# Written exercise
Copy each line exactly.
-- START Data rows --
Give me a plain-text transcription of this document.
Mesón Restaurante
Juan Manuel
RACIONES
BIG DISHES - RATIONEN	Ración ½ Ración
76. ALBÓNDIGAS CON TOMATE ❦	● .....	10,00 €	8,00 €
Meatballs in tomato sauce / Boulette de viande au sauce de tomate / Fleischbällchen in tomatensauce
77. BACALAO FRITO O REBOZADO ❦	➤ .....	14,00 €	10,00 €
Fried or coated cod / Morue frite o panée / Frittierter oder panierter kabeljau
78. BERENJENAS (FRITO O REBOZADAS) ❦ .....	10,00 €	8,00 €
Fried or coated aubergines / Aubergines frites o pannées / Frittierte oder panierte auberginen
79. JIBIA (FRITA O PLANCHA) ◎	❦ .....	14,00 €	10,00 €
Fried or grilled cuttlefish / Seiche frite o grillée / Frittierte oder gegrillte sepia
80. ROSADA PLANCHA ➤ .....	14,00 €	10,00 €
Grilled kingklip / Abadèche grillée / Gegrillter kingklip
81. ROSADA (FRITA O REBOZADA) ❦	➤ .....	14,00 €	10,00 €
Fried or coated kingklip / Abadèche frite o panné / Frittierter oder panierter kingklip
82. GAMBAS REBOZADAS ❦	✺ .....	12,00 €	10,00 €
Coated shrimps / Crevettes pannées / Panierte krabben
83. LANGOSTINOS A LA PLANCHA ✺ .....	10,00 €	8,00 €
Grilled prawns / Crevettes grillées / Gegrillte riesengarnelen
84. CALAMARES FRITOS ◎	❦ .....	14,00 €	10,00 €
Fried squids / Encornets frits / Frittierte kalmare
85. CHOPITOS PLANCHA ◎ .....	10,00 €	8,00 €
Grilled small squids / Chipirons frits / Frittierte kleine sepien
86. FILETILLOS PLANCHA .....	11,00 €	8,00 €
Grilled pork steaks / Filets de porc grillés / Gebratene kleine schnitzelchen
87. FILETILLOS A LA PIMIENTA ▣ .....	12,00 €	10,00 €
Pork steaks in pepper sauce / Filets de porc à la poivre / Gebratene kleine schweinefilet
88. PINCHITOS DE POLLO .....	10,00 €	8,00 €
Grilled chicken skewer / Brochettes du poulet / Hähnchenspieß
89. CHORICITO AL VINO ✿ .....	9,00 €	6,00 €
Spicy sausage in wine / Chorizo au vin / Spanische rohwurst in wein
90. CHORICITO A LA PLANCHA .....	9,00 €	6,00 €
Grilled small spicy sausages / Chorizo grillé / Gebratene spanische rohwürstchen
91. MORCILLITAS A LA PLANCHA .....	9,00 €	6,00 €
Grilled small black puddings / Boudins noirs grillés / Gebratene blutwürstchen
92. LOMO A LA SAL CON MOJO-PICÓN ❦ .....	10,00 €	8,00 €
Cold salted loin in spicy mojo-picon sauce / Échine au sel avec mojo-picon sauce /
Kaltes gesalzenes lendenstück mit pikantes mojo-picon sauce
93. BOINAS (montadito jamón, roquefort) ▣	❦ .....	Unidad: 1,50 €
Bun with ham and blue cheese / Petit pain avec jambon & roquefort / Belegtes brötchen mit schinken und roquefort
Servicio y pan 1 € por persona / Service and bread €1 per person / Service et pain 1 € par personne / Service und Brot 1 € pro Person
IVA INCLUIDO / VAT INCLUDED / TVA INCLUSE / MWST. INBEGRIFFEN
-- END Data rows --
# Completed exercise
Give me a plain-text transcription of this document.
Mesón Restaurante
Juan Manuel
RACIONES
BIG DISHES - RATIONEN	Ración ½ Ración
76. ALBÓNDIGAS CON TOMATE ❦	● .....	10,00 €	8,00 €
Meatballs in tomato sauce / Boulette de viande au sauce de tomate / Fleischbällchen in tomatensauce
77. BACALAO FRITO O REBOZADO ❦	➤ .....	14,00 €	10,00 €
Fried or coated cod / Morue frite o panée / Frittierter oder panierter kabeljau
78. BERENJENAS (FRITO O REBOZADAS) ❦ .....	10,00 €	8,00 €
Fried or coated aubergines / Aubergines frites o pannées / Frittierte oder panierte auberginen
79. JIBIA (FRITA O PLANCHA) ◎	❦ .....	14,00 €	10,00 €
Fried or grilled cuttlefish / Seiche frite o grillée / Frittierte oder gegrillte sepia
80. ROSADA PLANCHA ➤ .....	14,00 €	10,00 €
Grilled kingklip / Abadèche grillée / Gegrillter kingklip
81. ROSADA (FRITA O REBOZADA) ❦	➤ .....	14,00 €	10,00 €
Fried or coated kingklip / Abadèche frite o panné / Frittierter oder panierter kingklip
82. GAMBAS REBOZADAS ❦	✺ .....	12,00 €	10,00 €
Coated shrimps / Crevettes pannées / Panierte krabben
83. LANGOSTINOS A LA PLANCHA ✺ .....	10,00 €	8,00 €
Grilled prawns / Crevettes grillées / Gegrillte riesengarnelen
84. CALAMARES FRITOS ◎	❦ .....	14,00 €	10,00 €
Fried squids / Encornets frits / Frittierte kalmare
85. CHOPITOS PLANCHA ◎ .....	10,00 €	8,00 €
Grilled small squids / Chipirons frits / Frittierte kleine sepien
86. FILETILLOS PLANCHA .....	11,00 €	8,00 €
Grilled pork steaks / Filets de porc grillés / Gebratene kleine schnitzelchen
87. FILETILLOS A LA PIMIENTA ▣ .....	12,00 €	10,00 €
Pork steaks in pepper sauce / Filets de porc à la poivre / Gebratene kleine schweinefilet
88. PINCHITOS DE POLLO .....	10,00 €	8,00 €
Grilled chicken skewer / Brochettes du poulet / Hähnchenspieß
89. CHORICITO AL VINO ✿ .....	9,00 €	6,00 €
Spicy sausage in wine / Chorizo au vin / Spanische rohwurst in wein
90. CHORICITO A LA PLANCHA .....	9,00 €	6,00 €
Grilled small spicy sausages / Chorizo grillé / Gebratene spanische rohwürstchen
91. MORCILLITAS A LA PLANCHA .....	9,00 €	6,00 €
Grilled small black puddings / Boudins noirs grillés / Gebratene blutwürstchen
92. LOMO A LA SAL CON MOJO-PICÓN ❦ .....	10,00 €	8,00 €
Cold salted loin in spicy mojo-picon sauce / Échine au sel avec mojo-picon sauce /
Kaltes gesalzenes lendenstück mit pikantes mojo-picon sauce
93. BOINAS (montadito jamón, roquefort) ▣	❦ .....	Unidad: 1,50 €
Bun with ham and blue cheese / Petit pain avec jambon & roquefort / Belegtes brötchen mit schinken und roquefort
Servicio y pan 1 € por persona / Service and bread €1 per person / Service et pain 1 € par personne / Service und Brot 1 € pro Person
IVA INCLUIDO / VAT INCLUDED / TVA INCLUSE / MWST. INBEGRIFFEN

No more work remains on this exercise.